Task: Report the number of lines that include "designers", with no additional text.

Entries supplied:
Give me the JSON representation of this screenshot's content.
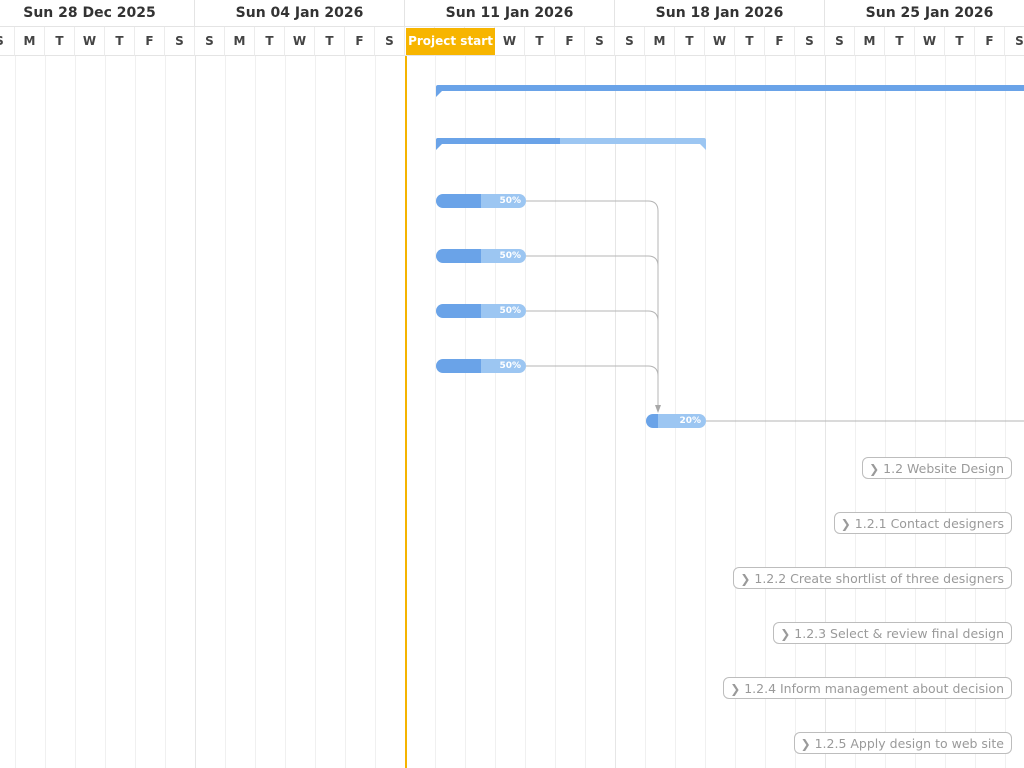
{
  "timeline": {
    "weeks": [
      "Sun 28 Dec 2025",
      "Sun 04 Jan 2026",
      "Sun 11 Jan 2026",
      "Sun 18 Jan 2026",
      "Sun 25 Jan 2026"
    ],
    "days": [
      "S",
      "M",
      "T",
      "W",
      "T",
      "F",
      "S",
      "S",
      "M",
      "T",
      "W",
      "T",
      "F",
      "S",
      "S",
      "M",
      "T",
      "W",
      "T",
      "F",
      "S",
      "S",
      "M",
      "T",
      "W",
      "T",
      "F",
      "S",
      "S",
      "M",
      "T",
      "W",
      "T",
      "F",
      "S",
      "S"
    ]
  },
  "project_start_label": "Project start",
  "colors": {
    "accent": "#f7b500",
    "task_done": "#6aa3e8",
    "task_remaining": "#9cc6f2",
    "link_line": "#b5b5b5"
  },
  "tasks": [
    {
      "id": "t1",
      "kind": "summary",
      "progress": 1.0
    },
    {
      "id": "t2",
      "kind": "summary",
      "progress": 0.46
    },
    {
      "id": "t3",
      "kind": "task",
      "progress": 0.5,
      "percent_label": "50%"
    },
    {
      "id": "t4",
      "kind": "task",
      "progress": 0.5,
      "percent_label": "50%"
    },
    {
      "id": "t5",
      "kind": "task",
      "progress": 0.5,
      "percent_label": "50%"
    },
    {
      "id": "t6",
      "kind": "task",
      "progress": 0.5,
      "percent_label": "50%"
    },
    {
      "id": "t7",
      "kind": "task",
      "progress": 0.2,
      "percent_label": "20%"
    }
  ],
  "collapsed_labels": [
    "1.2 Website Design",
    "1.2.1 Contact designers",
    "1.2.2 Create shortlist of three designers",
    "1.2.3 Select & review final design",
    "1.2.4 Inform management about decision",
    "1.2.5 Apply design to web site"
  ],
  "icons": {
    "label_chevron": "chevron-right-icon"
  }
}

Response to the exercise: 2